• [Data listing]
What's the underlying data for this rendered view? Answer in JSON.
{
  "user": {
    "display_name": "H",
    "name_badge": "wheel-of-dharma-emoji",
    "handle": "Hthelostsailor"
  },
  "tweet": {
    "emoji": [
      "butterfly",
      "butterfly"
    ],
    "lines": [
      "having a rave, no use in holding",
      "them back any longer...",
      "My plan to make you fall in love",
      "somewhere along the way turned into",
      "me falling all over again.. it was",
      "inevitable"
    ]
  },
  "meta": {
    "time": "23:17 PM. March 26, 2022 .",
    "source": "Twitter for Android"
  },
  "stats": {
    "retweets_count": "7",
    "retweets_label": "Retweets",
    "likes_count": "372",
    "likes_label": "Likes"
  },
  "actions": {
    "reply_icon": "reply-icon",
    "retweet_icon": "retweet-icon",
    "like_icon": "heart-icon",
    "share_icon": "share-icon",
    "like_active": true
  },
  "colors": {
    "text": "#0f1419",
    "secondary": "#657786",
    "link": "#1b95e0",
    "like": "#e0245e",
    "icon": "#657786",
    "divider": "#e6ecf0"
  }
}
* * *
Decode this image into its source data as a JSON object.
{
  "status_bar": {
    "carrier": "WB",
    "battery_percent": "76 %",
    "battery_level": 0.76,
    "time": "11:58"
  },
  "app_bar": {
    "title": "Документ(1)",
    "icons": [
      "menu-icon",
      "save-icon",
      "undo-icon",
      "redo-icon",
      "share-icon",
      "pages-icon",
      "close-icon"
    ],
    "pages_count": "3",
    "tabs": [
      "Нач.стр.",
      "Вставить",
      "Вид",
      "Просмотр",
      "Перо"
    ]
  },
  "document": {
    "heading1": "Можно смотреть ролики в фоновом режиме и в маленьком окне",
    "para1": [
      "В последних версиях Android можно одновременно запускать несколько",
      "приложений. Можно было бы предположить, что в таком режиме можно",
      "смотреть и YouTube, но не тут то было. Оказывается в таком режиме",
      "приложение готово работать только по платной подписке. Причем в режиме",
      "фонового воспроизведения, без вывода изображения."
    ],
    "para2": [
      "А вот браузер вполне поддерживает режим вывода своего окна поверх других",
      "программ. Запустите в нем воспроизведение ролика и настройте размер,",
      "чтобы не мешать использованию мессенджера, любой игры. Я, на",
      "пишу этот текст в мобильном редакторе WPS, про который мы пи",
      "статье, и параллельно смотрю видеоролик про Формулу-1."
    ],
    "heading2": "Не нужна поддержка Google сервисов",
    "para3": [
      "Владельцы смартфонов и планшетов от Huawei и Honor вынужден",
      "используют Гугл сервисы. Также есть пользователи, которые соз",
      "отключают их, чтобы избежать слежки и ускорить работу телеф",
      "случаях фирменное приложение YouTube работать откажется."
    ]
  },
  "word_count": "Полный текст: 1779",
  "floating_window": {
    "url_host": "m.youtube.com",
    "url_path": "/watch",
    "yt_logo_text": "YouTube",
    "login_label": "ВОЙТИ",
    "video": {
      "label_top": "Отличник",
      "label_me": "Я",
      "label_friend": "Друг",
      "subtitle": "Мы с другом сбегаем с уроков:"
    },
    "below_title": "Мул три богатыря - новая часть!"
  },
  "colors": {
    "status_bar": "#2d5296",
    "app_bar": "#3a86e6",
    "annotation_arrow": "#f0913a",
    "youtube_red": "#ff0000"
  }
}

• [Instructions for the task] Search the data above for lines holding "into" and copy each of them.

• [Full response]
      "somewhere along the way turned into",
Decode this image into its source data as a JSON object.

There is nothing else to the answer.